* _WHAT IS REQUIRED_
Each line that holds the string "JSON" counts once; say how many such lines there are and add nothing.

* _LISTED ENTRIES_
>>

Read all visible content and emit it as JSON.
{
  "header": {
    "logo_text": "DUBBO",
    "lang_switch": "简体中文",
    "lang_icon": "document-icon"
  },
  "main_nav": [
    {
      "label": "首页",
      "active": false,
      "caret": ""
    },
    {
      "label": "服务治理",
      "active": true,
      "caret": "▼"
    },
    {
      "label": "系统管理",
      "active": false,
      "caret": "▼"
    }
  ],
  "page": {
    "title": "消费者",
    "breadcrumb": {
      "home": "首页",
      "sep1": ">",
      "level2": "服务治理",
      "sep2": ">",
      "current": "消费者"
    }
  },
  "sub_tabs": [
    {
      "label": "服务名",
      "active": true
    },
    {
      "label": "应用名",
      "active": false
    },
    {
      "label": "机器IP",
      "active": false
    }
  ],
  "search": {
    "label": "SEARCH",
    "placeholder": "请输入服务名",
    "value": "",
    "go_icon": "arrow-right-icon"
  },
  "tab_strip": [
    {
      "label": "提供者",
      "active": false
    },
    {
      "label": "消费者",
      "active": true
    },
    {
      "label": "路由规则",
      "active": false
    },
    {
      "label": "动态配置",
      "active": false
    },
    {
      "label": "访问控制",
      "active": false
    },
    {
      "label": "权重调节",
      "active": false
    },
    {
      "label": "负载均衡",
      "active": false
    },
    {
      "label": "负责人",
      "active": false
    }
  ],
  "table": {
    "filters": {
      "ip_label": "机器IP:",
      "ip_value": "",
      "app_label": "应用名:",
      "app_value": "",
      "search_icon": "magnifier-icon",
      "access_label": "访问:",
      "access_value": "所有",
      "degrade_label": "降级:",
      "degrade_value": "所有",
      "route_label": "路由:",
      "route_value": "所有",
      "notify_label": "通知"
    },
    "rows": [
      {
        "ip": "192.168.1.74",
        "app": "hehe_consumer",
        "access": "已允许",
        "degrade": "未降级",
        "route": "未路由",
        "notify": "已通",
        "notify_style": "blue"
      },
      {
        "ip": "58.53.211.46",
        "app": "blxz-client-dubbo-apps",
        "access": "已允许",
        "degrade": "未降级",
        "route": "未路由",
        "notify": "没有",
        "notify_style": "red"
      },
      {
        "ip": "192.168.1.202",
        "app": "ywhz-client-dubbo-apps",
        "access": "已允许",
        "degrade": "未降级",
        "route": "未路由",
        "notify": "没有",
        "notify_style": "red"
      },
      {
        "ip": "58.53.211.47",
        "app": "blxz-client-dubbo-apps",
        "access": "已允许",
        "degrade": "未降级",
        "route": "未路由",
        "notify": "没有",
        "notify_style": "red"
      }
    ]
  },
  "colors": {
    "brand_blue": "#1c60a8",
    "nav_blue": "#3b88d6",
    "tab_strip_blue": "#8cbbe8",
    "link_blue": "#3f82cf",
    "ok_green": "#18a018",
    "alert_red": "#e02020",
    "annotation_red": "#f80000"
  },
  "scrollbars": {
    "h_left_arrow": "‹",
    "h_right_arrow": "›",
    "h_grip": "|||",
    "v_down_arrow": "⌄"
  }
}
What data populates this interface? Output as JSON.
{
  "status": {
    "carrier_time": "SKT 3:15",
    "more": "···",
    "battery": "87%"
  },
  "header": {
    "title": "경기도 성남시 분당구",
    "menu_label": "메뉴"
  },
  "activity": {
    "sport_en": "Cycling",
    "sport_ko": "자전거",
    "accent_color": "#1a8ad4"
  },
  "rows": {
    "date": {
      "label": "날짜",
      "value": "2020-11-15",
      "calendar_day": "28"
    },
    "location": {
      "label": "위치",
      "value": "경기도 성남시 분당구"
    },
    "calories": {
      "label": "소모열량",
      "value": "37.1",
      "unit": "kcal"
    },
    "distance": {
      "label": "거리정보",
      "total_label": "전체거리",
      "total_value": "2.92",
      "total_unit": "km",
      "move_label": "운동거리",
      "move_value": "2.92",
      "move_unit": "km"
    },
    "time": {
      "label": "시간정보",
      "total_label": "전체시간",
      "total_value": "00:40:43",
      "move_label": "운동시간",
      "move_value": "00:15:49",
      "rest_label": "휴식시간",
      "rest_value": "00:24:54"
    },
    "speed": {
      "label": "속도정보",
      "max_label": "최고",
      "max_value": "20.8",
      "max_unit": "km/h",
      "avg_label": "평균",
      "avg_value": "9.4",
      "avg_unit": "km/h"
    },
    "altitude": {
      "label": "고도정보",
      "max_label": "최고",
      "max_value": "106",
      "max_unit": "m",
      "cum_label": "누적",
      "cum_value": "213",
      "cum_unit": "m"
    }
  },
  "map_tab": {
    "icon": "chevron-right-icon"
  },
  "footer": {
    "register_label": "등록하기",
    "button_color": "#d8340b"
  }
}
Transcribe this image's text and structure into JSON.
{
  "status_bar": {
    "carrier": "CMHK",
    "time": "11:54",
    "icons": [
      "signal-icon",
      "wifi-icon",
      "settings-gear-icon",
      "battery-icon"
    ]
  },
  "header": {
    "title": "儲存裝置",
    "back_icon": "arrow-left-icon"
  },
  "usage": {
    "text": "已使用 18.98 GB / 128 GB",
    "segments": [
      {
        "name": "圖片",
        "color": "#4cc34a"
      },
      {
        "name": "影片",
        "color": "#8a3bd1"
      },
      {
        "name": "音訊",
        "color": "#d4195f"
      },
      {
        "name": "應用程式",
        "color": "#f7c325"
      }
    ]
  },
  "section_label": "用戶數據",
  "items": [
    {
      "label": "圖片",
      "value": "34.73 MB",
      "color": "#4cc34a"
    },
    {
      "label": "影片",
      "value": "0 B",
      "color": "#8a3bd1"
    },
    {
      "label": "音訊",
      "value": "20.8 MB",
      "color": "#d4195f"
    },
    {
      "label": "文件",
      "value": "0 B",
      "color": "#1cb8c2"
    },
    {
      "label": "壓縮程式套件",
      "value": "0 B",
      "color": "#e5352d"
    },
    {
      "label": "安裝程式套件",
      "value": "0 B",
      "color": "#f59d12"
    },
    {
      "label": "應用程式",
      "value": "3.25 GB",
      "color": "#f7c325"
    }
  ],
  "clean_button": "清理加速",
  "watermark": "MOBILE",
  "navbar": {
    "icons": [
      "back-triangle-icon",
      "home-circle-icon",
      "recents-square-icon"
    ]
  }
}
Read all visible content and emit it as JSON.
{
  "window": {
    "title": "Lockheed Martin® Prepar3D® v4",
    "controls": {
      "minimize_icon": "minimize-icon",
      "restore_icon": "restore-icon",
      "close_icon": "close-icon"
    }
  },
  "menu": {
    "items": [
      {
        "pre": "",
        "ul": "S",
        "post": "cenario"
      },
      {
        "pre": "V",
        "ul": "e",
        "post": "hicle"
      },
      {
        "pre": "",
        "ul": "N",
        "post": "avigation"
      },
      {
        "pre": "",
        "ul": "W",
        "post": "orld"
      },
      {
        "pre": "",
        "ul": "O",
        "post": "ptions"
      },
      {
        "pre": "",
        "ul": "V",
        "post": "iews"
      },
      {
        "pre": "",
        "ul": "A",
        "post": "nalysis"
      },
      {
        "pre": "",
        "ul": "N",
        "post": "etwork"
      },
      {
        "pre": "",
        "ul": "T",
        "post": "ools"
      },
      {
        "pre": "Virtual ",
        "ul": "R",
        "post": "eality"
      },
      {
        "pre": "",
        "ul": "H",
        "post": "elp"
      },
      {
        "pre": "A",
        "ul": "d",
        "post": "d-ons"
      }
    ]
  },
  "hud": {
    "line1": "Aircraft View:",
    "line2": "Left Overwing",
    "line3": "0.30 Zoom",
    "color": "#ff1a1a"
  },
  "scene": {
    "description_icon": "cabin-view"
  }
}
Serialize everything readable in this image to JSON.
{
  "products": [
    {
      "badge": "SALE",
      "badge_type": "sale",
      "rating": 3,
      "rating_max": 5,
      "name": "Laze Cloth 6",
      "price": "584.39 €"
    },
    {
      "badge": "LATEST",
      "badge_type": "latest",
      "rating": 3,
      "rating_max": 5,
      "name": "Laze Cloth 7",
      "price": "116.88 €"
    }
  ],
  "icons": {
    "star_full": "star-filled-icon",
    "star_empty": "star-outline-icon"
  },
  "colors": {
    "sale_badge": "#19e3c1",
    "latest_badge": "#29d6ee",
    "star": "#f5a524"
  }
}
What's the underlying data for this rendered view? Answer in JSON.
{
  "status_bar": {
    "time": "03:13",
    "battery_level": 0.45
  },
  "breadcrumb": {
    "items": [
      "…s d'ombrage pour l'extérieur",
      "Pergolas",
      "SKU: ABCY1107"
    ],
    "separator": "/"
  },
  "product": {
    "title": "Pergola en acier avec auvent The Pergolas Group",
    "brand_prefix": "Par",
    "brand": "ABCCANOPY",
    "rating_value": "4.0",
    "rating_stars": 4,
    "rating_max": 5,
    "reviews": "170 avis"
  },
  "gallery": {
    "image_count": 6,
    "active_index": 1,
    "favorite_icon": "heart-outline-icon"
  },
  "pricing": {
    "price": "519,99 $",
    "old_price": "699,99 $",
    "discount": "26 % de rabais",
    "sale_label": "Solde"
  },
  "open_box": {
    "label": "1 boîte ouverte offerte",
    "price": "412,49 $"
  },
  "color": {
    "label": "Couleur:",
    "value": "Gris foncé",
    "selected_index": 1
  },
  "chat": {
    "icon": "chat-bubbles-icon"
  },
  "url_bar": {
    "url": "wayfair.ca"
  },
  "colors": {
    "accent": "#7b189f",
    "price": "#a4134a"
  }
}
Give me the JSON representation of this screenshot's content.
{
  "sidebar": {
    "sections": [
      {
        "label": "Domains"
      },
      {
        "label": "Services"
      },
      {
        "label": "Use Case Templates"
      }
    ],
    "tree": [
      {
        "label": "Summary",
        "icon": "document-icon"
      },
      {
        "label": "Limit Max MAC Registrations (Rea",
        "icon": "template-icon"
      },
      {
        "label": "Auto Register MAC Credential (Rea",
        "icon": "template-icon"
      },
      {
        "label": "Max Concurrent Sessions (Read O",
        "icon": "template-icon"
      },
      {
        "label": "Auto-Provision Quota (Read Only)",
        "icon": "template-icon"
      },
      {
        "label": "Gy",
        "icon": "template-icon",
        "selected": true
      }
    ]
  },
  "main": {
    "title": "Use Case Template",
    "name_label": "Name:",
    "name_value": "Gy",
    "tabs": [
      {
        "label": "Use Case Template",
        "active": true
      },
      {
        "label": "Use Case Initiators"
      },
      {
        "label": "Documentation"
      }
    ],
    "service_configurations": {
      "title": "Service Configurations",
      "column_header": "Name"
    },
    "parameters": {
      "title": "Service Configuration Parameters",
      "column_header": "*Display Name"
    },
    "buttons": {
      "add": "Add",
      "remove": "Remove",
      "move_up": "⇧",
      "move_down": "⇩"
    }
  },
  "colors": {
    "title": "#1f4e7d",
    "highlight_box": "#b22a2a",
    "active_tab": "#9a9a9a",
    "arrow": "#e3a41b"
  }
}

<<

* _THE COMPLETED TASK_
7